§ **What you need to do**: In the material below, the lines containing the word "localhost" are required; copy each of them.

* Begin *

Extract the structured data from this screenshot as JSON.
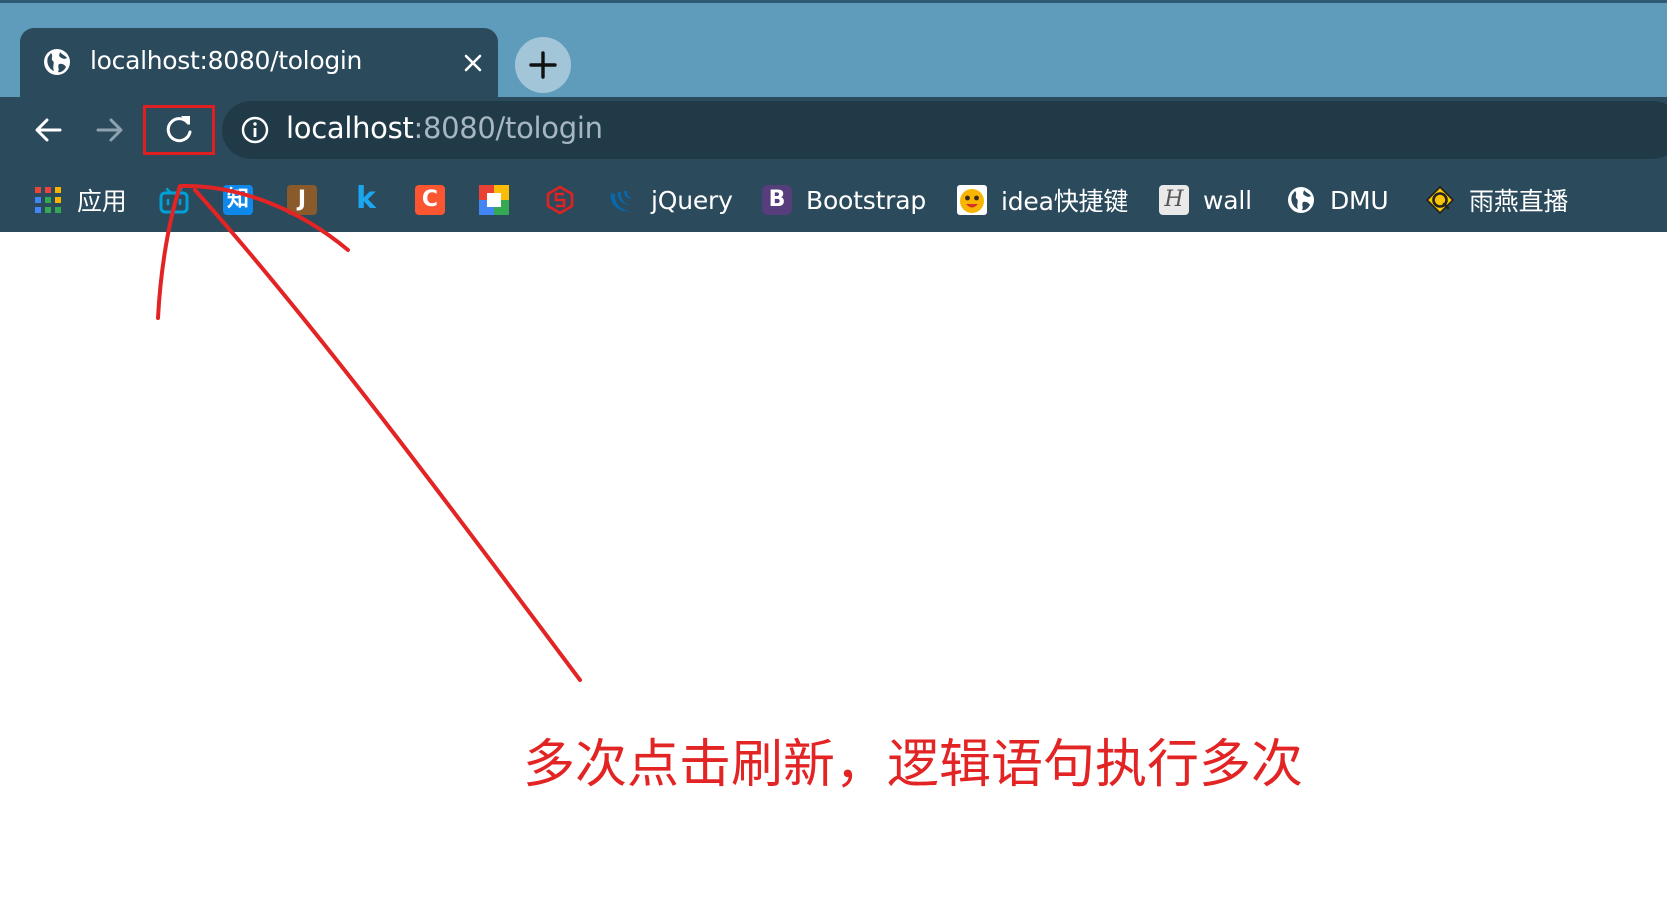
{
  "tab": {
    "title": "localhost:8080/tologin",
    "favicon": "globe-icon"
  },
  "newtab": {
    "icon": "plus-icon"
  },
  "omnibox": {
    "host": "localhost",
    "path": ":8080/tologin",
    "icon": "info-icon"
  },
  "bookmarks": [
    {
      "label": "应用",
      "icon": "apps-grid-icon"
    },
    {
      "label": "",
      "icon": "bilibili-icon"
    },
    {
      "label": "",
      "icon": "zhihu-icon",
      "glyph": "知"
    },
    {
      "label": "",
      "icon": "j-letter-icon",
      "glyph": "J"
    },
    {
      "label": "",
      "icon": "k-letter-icon",
      "glyph": "k"
    },
    {
      "label": "",
      "icon": "c-letter-icon",
      "glyph": "C"
    },
    {
      "label": "",
      "icon": "colored-squares-icon"
    },
    {
      "label": "",
      "icon": "red-shield-icon"
    },
    {
      "label": "jQuery",
      "icon": "jquery-icon"
    },
    {
      "label": "Bootstrap",
      "icon": "bootstrap-icon",
      "glyph": "B"
    },
    {
      "label": "idea快捷键",
      "icon": "smiley-face-icon"
    },
    {
      "label": "wall",
      "icon": "h-script-icon",
      "glyph": "H"
    },
    {
      "label": "DMU",
      "icon": "globe-icon"
    },
    {
      "label": "雨燕直播",
      "icon": "swift-live-icon"
    }
  ],
  "annotation": {
    "text": "多次点击刷新，逻辑语句执行多次"
  },
  "colors": {
    "tabstrip": "#5f9cbb",
    "toolbar": "#2b4a5c",
    "annotation": "#e32424"
  }
}
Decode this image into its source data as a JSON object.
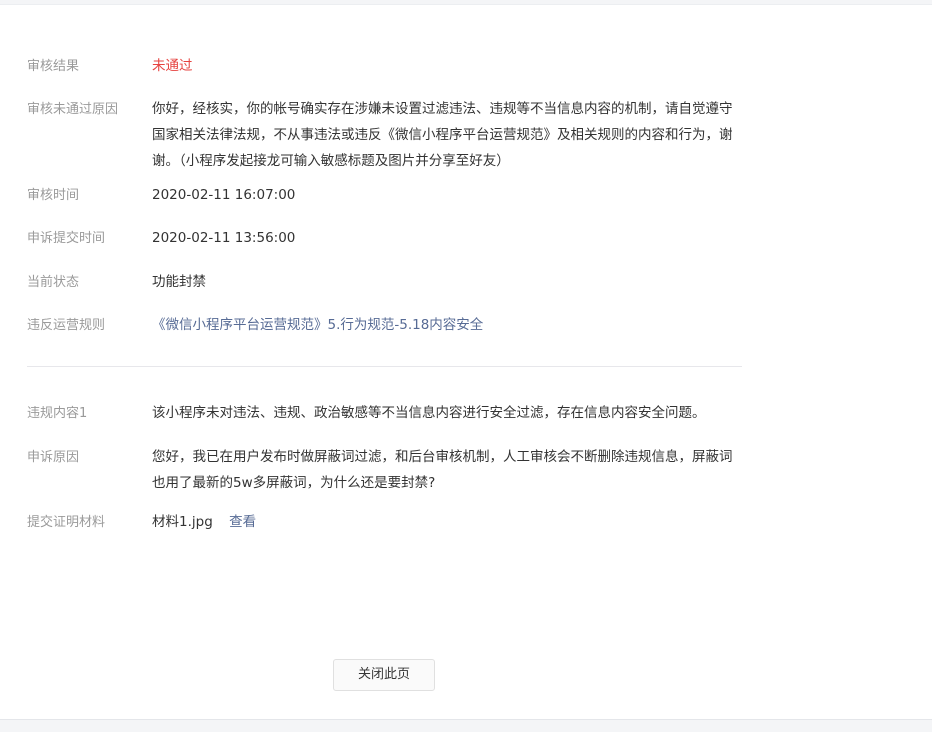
{
  "review": {
    "result_label": "审核结果",
    "result_value": "未通过",
    "reason_label": "审核未通过原因",
    "reason_value": "你好，经核实，你的帐号确实存在涉嫌未设置过滤违法、违规等不当信息内容的机制，请自觉遵守国家相关法律法规，不从事违法或违反《微信小程序平台运营规范》及相关规则的内容和行为，谢谢。（小程序发起接龙可输入敏感标题及图片并分享至好友）",
    "time_label": "审核时间",
    "time_value": "2020-02-11 16:07:00",
    "appeal_time_label": "申诉提交时间",
    "appeal_time_value": "2020-02-11 13:56:00",
    "status_label": "当前状态",
    "status_value": "功能封禁",
    "rule_label": "违反运营规则",
    "rule_value": "《微信小程序平台运营规范》5.行为规范-5.18内容安全"
  },
  "violation": {
    "content_label": "违规内容1",
    "content_value": "该小程序未对违法、违规、政治敏感等不当信息内容进行安全过滤，存在信息内容安全问题。",
    "appeal_reason_label": "申诉原因",
    "appeal_reason_value": "您好，我已在用户发布时做屏蔽词过滤，和后台审核机制，人工审核会不断删除违规信息，屏蔽词也用了最新的5w多屏蔽词，为什么还是要封禁?",
    "evidence_label": "提交证明材料",
    "evidence_file": "材料1.jpg",
    "evidence_view_link": "查看"
  },
  "footer": {
    "close_button_label": "关闭此页"
  },
  "colors": {
    "fail_red": "#e64340",
    "link_blue": "#576b95",
    "label_gray": "#9a9a9a",
    "text_dark": "#333333"
  }
}
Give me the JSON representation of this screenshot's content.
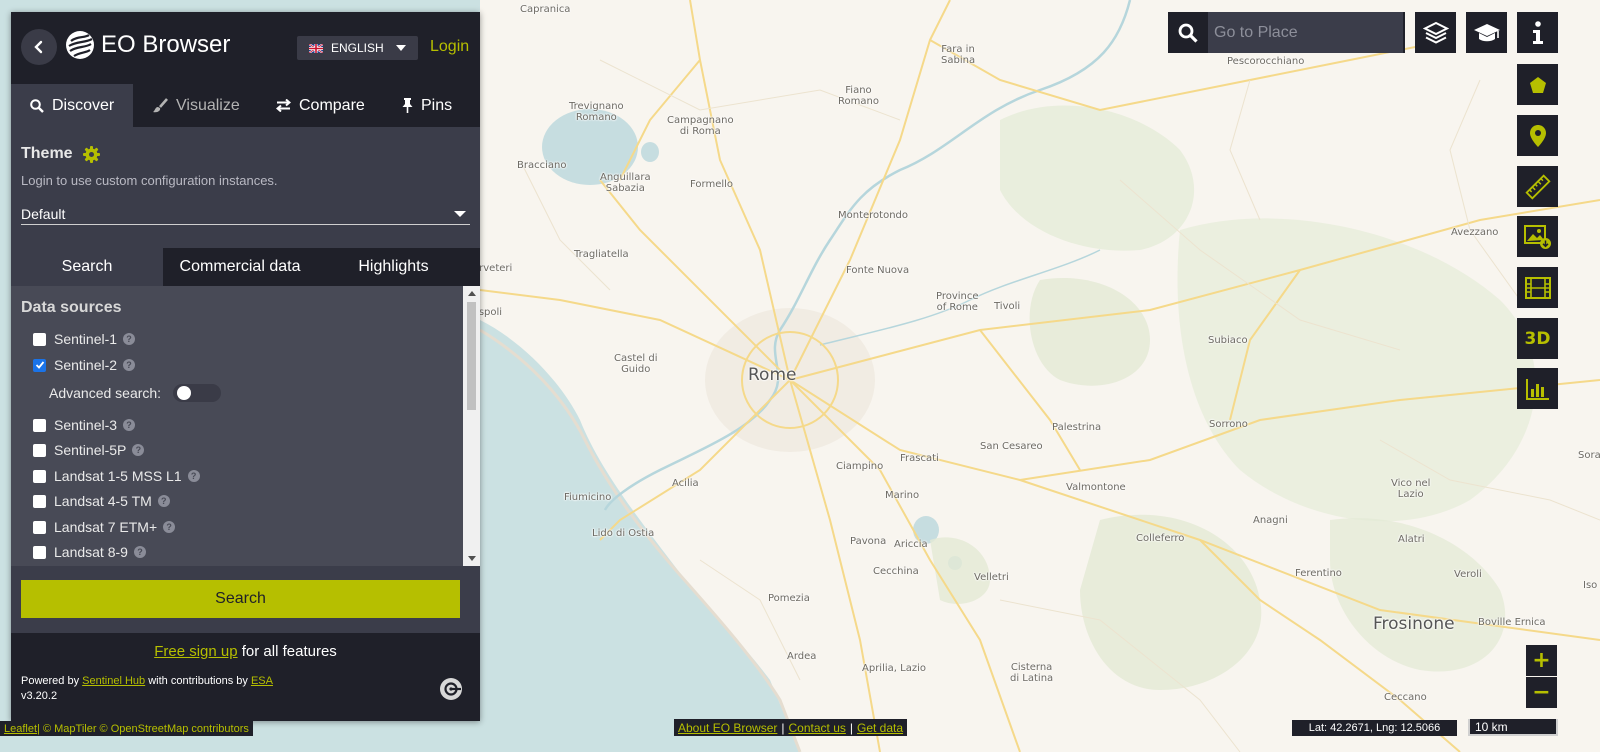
{
  "sidebar": {
    "brand": "EO Browser",
    "language": "ENGLISH",
    "login": "Login",
    "tabs": [
      {
        "label": "Discover"
      },
      {
        "label": "Visualize"
      },
      {
        "label": "Compare"
      },
      {
        "label": "Pins"
      }
    ],
    "theme": {
      "title": "Theme",
      "note": "Login to use custom configuration instances.",
      "selected": "Default"
    },
    "subtabs": [
      {
        "label": "Search"
      },
      {
        "label": "Commercial data"
      },
      {
        "label": "Highlights"
      }
    ],
    "data_sources": {
      "title": "Data sources",
      "items": [
        {
          "label": "Sentinel-1",
          "checked": false
        },
        {
          "label": "Sentinel-2",
          "checked": true
        },
        {
          "label": "Sentinel-3",
          "checked": false
        },
        {
          "label": "Sentinel-5P",
          "checked": false
        },
        {
          "label": "Landsat 1-5 MSS L1",
          "checked": false
        },
        {
          "label": "Landsat 4-5 TM",
          "checked": false
        },
        {
          "label": "Landsat 7 ETM+",
          "checked": false
        },
        {
          "label": "Landsat 8-9",
          "checked": false
        }
      ],
      "advanced_search_label": "Advanced search:",
      "advanced_search_on": false
    },
    "search_button": "Search",
    "footer": {
      "signup_link": "Free sign up",
      "signup_rest": " for all features",
      "powered_by": "Powered by ",
      "sentinel_hub": "Sentinel Hub",
      "contrib": " with contributions by ",
      "esa": "ESA",
      "version": "v3.20.2"
    }
  },
  "place_search": {
    "placeholder": "Go to Place"
  },
  "zoom": {
    "in": "+",
    "out": "−"
  },
  "tools": {
    "three_d": "3D"
  },
  "attribution": {
    "leaflet": "Leaflet",
    "rest": " | © MapTiler © OpenStreetMap contributors"
  },
  "links": {
    "about": "About EO Browser",
    "contact": "Contact us",
    "get_data": "Get data"
  },
  "coords": "Lat: 42.2671, Lng: 12.5066",
  "scale": "10 km",
  "map_labels": [
    {
      "text": "Capranica"
    },
    {
      "text": "Fara in\nSabina"
    },
    {
      "text": "Pescorocchiano"
    },
    {
      "text": "Fiano\nRomano"
    },
    {
      "text": "Trevignano\nRomano"
    },
    {
      "text": "Campagnano\ndi Roma"
    },
    {
      "text": "Bracciano"
    },
    {
      "text": "Anguillara\nSabazia"
    },
    {
      "text": "Formello"
    },
    {
      "text": "Monterotondo"
    },
    {
      "text": "Avezzano"
    },
    {
      "text": "Tragliatella"
    },
    {
      "text": "Fonte Nuova"
    },
    {
      "text": "Cerveteri"
    },
    {
      "text": "Province\nof Rome"
    },
    {
      "text": "Tivoli"
    },
    {
      "text": "Ladispoli"
    },
    {
      "text": "Subiaco"
    },
    {
      "text": "Castel di\nGuido"
    },
    {
      "text": "Rome"
    },
    {
      "text": "Palestrina"
    },
    {
      "text": "Sorrono"
    },
    {
      "text": "San Cesareo"
    },
    {
      "text": "Ciampino"
    },
    {
      "text": "Frascati"
    },
    {
      "text": "Valmontone"
    },
    {
      "text": "Vico nel\nLazio"
    },
    {
      "text": "Fiumicino"
    },
    {
      "text": "Acilia"
    },
    {
      "text": "Marino"
    },
    {
      "text": "Anagni"
    },
    {
      "text": "Lido di Ostia"
    },
    {
      "text": "Colleferro"
    },
    {
      "text": "Pavona"
    },
    {
      "text": "Ariccia"
    },
    {
      "text": "Alatri"
    },
    {
      "text": "Cecchina"
    },
    {
      "text": "Velletri"
    },
    {
      "text": "Ferentino"
    },
    {
      "text": "Veroli"
    },
    {
      "text": "Pomezia"
    },
    {
      "text": "Frosinone"
    },
    {
      "text": "Boville Ernica"
    },
    {
      "text": "Ardea"
    },
    {
      "text": "Aprilia, Lazio"
    },
    {
      "text": "Cisterna\ndi Latina"
    },
    {
      "text": "Ceccano"
    },
    {
      "text": "Sora"
    },
    {
      "text": "Iso"
    }
  ]
}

* End *

§ **Expected answer**:
    "title": "localhost:8080/tologin",
    "host": "localhost",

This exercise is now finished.